(Instructions to follow):
The entries below should be quoted exactly, with no pictures carried over.

(Data for the task):
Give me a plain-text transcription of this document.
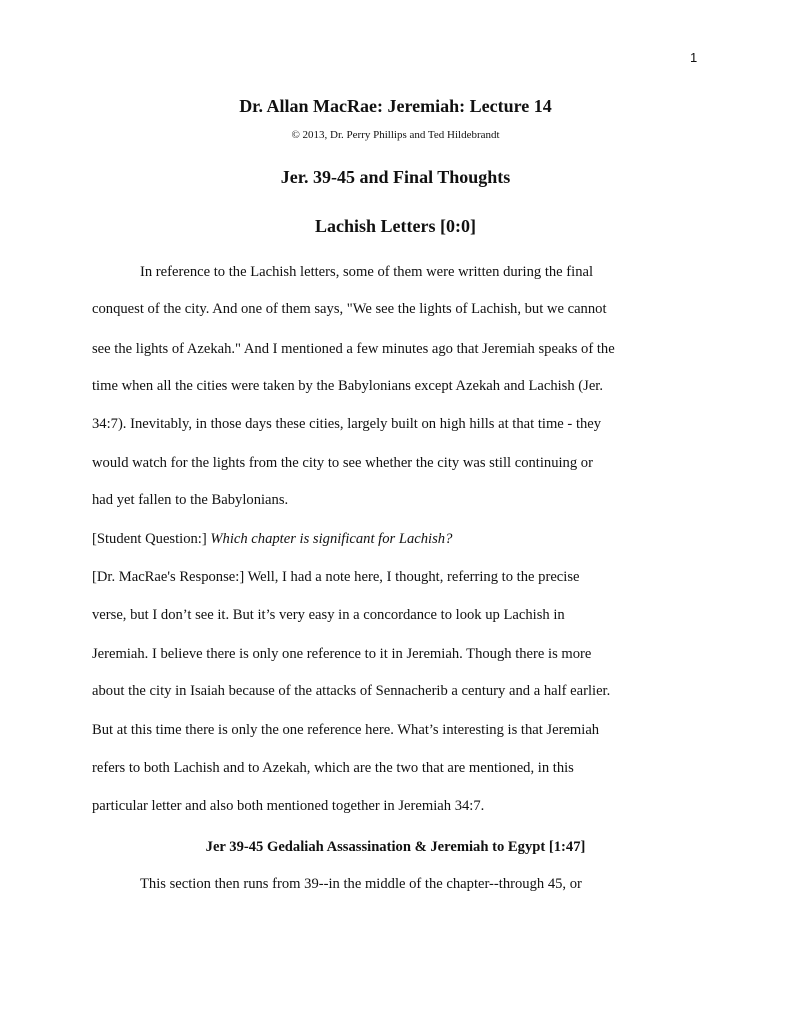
1
Dr. Allan MacRae: Jeremiah: Lecture 14
© 2013, Dr. Perry Phillips and Ted Hildebrandt
Jer. 39-45 and Final Thoughts
Lachish Letters [0:0]
In reference to the Lachish letters, some of them were written during the final
conquest of the city. And one of them says, "We see the lights of Lachish, but we cannot
see the lights of Azekah." And I mentioned a few minutes ago that Jeremiah speaks of the
time when all the cities were taken by the Babylonians except Azekah and Lachish (Jer.
34:7). Inevitably, in those days these cities, largely built on high hills at that time - they
would watch for the lights from the city to see whether the city was still continuing or
had yet fallen to the Babylonians.
[Student Question:] Which chapter is significant for Lachish?
[Dr. MacRae's Response:] Well, I had a note here, I thought, referring to the precise
verse, but I don’t see it. But it’s very easy in a concordance to look up Lachish in
Jeremiah. I believe there is only one reference to it in Jeremiah. Though there is more
about the city in Isaiah because of the attacks of Sennacherib a century and a half earlier.
But at this time there is only the one reference here. What’s interesting is that Jeremiah
refers to both Lachish and to Azekah, which are the two that are mentioned, in this
particular letter and also both mentioned together in Jeremiah 34:7.
This section then runs from 39--in the middle of the chapter--through 45, or
Jer 39-45 Gedaliah Assassination & Jeremiah to Egypt [1:47]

(Result):
Give me a plain-text transcription of this document.
1
Dr. Allan MacRae: Jeremiah: Lecture 14
© 2013, Dr. Perry Phillips and Ted Hildebrandt
Jer. 39-45 and Final Thoughts
Lachish Letters [0:0]
In reference to the Lachish letters, some of them were written during the final
conquest of the city. And one of them says, "We see the lights of Lachish, but we cannot
see the lights of Azekah." And I mentioned a few minutes ago that Jeremiah speaks of the
time when all the cities were taken by the Babylonians except Azekah and Lachish (Jer.
34:7). Inevitably, in those days these cities, largely built on high hills at that time - they
would watch for the lights from the city to see whether the city was still continuing or
had yet fallen to the Babylonians.
[Student Question:] Which chapter is significant for Lachish?
[Dr. MacRae's Response:] Well, I had a note here, I thought, referring to the precise
verse, but I don’t see it. But it’s very easy in a concordance to look up Lachish in
Jeremiah. I believe there is only one reference to it in Jeremiah. Though there is more
about the city in Isaiah because of the attacks of Sennacherib a century and a half earlier.
But at this time there is only the one reference here. What’s interesting is that Jeremiah
refers to both Lachish and to Azekah, which are the two that are mentioned, in this
particular letter and also both mentioned together in Jeremiah 34:7.
This section then runs from 39--in the middle of the chapter--through 45, or
Jer 39-45 Gedaliah Assassination & Jeremiah to Egypt [1:47]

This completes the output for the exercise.